**DIRECTIONS**
Find the word "JSON" in the listing; pull out each line holding it.

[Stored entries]
▬▬▬
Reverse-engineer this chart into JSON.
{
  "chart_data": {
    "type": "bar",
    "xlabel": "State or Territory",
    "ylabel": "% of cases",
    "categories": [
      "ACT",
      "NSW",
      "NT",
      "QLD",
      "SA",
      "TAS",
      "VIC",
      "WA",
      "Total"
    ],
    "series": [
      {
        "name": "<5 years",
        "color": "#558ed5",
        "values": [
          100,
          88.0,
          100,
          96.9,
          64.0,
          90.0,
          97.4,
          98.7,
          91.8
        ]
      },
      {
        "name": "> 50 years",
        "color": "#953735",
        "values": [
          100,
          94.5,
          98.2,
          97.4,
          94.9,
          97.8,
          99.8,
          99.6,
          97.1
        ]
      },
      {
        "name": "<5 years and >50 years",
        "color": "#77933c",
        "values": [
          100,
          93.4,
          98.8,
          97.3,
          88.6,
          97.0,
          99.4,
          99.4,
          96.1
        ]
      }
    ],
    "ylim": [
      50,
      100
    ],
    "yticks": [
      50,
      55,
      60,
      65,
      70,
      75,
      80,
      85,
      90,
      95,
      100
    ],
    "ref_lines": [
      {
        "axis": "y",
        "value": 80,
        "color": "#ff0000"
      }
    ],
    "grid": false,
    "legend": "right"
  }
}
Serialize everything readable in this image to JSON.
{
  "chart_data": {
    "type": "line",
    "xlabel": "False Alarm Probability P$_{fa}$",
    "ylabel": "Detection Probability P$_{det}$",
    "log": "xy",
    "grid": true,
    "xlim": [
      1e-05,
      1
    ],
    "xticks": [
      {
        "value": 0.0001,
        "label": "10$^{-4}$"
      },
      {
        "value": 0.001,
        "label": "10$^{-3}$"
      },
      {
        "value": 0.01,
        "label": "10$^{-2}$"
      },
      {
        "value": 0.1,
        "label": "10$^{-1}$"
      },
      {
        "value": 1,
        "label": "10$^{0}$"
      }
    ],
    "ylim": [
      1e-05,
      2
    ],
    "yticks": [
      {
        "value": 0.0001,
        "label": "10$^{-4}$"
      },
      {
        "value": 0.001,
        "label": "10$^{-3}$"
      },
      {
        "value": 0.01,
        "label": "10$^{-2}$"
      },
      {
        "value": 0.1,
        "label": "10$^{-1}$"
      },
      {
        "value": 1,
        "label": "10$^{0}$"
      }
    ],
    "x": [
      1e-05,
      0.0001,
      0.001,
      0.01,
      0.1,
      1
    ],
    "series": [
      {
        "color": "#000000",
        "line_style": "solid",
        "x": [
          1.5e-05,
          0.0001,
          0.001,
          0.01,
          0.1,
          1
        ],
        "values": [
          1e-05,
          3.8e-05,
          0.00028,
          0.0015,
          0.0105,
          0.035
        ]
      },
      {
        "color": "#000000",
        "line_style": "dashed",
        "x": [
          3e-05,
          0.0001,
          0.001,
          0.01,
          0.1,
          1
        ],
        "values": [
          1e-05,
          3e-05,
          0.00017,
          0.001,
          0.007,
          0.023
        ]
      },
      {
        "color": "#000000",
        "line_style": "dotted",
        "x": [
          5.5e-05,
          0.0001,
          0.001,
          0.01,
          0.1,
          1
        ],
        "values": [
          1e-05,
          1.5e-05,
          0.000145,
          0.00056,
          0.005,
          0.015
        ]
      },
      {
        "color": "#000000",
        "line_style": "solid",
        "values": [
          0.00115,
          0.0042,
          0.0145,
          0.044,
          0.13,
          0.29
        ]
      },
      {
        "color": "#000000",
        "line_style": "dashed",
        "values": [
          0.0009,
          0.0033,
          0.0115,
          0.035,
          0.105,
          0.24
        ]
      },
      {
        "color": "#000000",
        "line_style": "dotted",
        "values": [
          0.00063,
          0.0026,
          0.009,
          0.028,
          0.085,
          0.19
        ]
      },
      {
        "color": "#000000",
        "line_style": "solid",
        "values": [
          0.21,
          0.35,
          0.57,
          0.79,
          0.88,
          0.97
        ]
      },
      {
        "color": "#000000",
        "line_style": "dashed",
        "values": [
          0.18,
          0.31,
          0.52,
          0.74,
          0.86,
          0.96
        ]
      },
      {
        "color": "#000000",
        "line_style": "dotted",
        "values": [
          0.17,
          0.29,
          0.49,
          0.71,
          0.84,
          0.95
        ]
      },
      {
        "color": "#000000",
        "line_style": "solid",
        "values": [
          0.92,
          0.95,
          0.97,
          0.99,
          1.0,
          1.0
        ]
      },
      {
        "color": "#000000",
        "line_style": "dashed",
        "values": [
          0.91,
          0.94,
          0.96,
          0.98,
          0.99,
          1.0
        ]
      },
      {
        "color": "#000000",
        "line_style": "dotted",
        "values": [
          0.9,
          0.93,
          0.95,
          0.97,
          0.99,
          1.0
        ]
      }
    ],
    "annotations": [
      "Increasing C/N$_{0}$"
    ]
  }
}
▬▬▬
**ANSWER IN FULL**
Reverse-engineer this chart into JSON.
Serialize everything readable in this image to JSON.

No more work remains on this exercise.